18. In Count II ․, Hammond alleges that the Fee Exemption violates Article IV, Section 22, prohibiting “local or special laws ․ [r]elating to fees or salaries, except that the laws may be so made as to grade the compensation of officers in proportion to the population and the necessary services required.”
19. The term “fees” used in Section 22 refers to the nineteenth century “fee system” of using fees collected by county officers ․ to compensate them directly. In the 1890's, the State abrogated this “fee system,” and all county officials were instead compensated by salaries.
20. Accordingly, the “fees” referenced in Article IV, Section 22 are fees paid directly to county officials as compensation. However, the annual rental registration fee regulated by Indiana Code § 36–1–20–5 is not paid directly to county officials as “salary” or compensation; rather, it is directed to a special fund. Therefore, the fee limitation at issues does not regulate a “fee” as contemplated by Article IV, Section 22. HKP is therefore entitled to judgment as a matter of law on Count II.
E. Ind. Code 36–1–20–5 does not violate Section 23.
21. In Count III ․, Hammond alleges the Legislature used the July 1, 1984 cut-off date in the Fee Exemption to exempt only Bloomington and West Lafayette from the Fee Restriction of Subsection 5(c). Hammond contends this violates Article IV, Section 23 of the Indiana Constitution, which requires that “in all ․ cases where a general law can be made applicable, all laws shall be general, and of uniform operation throughout the State.” To be unconstitutional under Section 23, “a law must not only be special but subject to a law of general applicability.” The test is “whether there is something about the class [created by the special law] that makes it unique and whether that uniqueness justifies the differential treatment.”

*EXERCISE TASK 1:* According to the excerpt, in what decade did the State abolish the fee system for compensating county officers?
*EXERCISE TASK 2:* Restate, more briefly, the paragraph of the excerpt that begins "20. Accordingly, the 'fees' referenced," keeping its main facts.
*EXERCISE TASK 3:* From the excerpt, set down the part that opens with the words containing "19. The term" and closes with "on Count II.".
The rows that follow the excerpt are not needed for any of this work.

*EXTRACTED ENTRIES:*
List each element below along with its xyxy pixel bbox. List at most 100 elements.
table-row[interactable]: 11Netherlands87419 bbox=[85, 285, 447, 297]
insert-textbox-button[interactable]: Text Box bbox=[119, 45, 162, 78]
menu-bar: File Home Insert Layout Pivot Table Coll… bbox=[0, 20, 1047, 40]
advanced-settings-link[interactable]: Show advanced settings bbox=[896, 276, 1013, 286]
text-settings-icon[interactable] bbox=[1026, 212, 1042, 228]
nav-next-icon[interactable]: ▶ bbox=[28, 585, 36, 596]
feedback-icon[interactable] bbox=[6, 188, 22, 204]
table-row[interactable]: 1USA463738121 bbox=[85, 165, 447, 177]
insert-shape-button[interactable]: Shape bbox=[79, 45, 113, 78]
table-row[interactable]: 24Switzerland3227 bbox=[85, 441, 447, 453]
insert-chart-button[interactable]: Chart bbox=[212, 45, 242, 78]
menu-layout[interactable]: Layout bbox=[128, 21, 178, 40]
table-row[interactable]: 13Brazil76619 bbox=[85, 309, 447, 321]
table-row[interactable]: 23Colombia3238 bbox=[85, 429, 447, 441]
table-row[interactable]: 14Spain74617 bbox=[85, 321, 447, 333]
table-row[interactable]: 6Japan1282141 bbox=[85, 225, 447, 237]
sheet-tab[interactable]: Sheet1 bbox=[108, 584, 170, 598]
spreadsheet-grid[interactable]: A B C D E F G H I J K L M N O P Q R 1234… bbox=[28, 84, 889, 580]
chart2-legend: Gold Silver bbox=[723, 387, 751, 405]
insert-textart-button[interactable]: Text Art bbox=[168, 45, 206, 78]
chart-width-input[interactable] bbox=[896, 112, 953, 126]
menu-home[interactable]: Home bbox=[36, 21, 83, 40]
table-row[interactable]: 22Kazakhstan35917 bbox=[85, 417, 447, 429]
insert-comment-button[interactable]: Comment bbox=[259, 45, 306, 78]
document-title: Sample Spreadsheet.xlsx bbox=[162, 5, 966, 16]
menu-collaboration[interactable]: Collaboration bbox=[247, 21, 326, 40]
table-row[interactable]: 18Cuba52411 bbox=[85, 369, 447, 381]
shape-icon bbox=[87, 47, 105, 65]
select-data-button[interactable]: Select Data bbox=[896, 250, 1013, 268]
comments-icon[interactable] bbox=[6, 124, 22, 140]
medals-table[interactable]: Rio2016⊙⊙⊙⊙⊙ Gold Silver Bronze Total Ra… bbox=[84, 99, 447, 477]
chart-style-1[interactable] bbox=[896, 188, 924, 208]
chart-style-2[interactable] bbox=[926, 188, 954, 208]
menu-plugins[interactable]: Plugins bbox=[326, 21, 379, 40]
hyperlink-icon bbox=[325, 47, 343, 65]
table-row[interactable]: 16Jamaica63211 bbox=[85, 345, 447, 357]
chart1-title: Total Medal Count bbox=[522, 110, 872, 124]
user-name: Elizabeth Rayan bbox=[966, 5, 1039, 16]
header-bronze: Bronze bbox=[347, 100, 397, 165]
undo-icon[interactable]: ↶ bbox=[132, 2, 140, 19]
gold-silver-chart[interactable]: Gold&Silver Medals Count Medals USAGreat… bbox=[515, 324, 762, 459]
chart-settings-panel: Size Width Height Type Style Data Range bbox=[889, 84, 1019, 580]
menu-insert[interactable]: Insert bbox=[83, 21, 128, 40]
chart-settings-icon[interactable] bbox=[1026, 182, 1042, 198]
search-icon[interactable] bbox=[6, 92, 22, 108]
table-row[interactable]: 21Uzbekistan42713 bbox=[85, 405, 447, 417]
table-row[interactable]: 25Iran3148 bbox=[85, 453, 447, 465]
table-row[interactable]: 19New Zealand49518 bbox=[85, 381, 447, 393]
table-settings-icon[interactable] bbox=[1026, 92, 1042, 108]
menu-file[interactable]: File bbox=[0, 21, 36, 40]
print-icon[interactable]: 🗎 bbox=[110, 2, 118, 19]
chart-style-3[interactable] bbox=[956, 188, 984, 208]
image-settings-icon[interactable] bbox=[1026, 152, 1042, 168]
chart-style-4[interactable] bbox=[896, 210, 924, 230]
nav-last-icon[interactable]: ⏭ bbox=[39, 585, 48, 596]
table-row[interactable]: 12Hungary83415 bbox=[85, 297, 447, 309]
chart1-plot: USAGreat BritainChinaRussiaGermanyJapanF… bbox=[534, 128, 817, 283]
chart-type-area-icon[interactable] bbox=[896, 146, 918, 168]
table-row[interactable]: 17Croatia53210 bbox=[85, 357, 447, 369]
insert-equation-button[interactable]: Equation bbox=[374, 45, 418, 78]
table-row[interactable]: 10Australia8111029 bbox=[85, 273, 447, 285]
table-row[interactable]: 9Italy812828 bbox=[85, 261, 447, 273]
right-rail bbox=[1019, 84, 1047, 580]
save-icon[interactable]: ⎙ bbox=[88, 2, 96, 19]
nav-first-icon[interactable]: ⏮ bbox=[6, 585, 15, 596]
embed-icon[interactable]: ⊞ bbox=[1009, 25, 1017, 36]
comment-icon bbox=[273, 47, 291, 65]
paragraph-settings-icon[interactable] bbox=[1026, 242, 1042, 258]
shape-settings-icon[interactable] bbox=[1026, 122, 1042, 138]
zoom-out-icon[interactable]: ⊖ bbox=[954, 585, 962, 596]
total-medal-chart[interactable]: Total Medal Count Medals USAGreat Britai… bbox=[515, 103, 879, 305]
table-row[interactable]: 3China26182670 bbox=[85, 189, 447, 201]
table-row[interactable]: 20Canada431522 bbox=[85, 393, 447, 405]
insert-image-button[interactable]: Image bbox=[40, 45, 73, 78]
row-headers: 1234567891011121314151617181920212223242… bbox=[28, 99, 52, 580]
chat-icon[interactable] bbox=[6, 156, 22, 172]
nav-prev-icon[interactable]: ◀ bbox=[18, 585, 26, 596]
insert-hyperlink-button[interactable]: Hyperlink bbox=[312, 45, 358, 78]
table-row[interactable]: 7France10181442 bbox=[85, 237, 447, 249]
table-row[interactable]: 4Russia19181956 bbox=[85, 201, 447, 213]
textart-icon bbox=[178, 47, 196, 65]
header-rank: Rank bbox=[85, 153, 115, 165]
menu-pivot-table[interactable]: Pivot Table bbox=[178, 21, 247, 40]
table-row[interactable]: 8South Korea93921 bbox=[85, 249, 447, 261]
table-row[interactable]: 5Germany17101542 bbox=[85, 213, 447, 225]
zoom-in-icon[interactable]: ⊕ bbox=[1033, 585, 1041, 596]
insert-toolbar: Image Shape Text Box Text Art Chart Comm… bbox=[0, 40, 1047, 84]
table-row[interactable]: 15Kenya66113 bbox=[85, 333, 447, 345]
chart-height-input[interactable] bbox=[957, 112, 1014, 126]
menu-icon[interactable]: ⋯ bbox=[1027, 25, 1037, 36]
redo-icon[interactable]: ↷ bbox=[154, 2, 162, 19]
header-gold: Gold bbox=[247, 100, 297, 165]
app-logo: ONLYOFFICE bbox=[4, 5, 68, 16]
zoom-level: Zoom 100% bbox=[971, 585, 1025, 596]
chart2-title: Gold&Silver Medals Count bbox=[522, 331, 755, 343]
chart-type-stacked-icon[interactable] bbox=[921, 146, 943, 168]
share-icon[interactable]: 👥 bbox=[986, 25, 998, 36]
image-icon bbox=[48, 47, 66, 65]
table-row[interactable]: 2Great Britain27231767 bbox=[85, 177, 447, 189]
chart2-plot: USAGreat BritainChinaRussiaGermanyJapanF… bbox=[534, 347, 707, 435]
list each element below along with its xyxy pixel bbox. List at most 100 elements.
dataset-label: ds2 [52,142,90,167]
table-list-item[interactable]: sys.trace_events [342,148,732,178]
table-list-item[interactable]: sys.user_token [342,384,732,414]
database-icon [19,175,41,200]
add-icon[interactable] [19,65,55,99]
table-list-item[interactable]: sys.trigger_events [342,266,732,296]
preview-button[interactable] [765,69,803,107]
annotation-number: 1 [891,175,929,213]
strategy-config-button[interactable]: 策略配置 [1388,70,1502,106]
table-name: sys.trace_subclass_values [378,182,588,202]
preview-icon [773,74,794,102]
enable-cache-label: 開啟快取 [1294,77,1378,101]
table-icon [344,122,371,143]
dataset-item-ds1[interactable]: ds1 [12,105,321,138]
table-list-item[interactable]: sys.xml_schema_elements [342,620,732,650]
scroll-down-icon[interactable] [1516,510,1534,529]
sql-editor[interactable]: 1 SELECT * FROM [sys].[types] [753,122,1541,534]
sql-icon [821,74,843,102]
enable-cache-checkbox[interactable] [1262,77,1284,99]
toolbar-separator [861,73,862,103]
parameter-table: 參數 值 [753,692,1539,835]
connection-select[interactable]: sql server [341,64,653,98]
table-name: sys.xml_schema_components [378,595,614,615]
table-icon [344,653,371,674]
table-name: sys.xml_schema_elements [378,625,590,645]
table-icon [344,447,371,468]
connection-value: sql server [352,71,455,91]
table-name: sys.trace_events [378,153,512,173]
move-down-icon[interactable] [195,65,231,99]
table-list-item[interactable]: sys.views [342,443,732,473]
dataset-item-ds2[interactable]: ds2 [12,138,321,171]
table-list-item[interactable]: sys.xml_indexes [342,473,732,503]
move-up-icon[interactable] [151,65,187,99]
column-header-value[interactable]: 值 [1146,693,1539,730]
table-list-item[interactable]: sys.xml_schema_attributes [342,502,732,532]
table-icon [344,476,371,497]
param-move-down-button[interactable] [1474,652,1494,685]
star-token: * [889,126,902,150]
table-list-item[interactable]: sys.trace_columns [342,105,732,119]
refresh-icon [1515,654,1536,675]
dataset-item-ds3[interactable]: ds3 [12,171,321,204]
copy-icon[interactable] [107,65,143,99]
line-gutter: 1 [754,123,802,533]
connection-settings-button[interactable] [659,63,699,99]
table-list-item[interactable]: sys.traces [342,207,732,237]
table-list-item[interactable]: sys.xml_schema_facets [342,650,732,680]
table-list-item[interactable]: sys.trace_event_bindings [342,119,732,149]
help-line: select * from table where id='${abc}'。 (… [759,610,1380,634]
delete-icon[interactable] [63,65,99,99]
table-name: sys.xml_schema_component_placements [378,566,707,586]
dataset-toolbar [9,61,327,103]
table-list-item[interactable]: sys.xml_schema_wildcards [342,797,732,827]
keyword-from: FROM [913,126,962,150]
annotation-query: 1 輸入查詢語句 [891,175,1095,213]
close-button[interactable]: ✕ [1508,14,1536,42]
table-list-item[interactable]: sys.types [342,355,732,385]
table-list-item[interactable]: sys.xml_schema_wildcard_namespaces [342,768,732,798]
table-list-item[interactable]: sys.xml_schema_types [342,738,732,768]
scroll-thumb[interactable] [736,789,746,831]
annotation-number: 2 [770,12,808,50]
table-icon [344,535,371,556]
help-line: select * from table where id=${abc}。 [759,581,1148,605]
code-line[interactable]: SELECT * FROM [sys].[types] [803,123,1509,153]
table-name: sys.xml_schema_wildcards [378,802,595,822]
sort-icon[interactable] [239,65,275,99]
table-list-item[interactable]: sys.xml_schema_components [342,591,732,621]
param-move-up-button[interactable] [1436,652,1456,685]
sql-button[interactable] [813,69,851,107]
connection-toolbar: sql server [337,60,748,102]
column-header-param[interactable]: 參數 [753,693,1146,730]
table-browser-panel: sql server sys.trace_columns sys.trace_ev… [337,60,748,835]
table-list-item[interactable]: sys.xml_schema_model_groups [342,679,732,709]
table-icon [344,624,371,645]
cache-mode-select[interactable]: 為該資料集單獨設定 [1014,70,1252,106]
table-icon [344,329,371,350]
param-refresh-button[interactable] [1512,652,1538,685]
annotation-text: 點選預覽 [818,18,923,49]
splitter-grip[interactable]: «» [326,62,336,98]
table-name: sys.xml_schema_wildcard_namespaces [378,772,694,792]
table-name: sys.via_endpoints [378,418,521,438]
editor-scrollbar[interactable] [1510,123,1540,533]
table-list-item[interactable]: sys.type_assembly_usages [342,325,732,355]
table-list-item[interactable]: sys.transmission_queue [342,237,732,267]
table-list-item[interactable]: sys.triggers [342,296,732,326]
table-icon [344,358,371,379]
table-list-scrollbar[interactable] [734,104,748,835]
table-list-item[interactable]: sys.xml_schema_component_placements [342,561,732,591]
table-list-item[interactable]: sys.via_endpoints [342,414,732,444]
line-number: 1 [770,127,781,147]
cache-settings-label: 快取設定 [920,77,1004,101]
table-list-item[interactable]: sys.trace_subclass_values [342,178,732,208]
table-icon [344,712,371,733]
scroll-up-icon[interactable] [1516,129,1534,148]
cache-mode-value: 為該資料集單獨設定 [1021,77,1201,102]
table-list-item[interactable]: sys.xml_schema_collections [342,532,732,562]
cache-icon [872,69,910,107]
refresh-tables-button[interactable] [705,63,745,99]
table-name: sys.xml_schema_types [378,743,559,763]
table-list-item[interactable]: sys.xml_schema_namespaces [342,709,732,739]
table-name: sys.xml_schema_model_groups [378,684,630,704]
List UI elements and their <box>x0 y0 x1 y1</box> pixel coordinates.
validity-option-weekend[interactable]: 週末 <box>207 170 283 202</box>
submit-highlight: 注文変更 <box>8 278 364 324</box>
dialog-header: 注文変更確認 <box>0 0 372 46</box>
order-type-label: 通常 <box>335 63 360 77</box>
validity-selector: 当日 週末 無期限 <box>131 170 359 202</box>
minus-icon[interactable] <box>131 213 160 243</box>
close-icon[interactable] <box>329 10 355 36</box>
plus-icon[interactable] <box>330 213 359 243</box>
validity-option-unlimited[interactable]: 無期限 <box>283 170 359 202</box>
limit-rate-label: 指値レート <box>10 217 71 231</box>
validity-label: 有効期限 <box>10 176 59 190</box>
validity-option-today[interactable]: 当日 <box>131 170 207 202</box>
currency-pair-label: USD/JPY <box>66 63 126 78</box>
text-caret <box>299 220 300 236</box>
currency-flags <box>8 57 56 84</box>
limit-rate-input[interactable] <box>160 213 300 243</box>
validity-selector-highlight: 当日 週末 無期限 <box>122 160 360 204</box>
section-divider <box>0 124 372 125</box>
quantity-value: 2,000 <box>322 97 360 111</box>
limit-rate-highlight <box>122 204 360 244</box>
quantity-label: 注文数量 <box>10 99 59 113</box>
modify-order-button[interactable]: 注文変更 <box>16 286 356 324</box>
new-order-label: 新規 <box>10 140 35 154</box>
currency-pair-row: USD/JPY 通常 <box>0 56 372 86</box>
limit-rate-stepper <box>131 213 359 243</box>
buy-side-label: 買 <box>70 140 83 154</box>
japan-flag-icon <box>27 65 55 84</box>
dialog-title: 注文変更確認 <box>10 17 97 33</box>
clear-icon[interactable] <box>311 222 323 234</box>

*EXERCISE RESPONSE 1:* In the 1890's.

*EXERCISE RESPONSE 2:* The "fees" in Article IV, Section 22 are fees paid directly to county officials as compensation. The annual rental registration fee under Indiana Code § 36–1–20–5 goes to a special fund, not to officials as salary, so it is not such a "fee," and HKP is entitled to judgment as a matter of law on Count II.

*EXERCISE RESPONSE 3:*
19. The term “fees” used in Section 22 refers to the nineteenth century “fee system” of using fees collected by county officers ․ to compensate them directly. In the 1890's, the State abrogated this “fee system,” and all county officials were instead compensated by salaries.
20. Accordingly, the “fees” referenced in Article IV, Section 22 are fees paid directly to county officials as compensation. However, the annual rental registration fee regulated by Indiana Code § 36–1–20–5 is not paid directly to county officials as “salary” or compensation; rather, it is directed to a special fund. Therefore, the fee limitation at issues does not regulate a “fee” as contemplated by Article IV, Section 22. HKP is therefore entitled to judgment as a matter of law on Count II.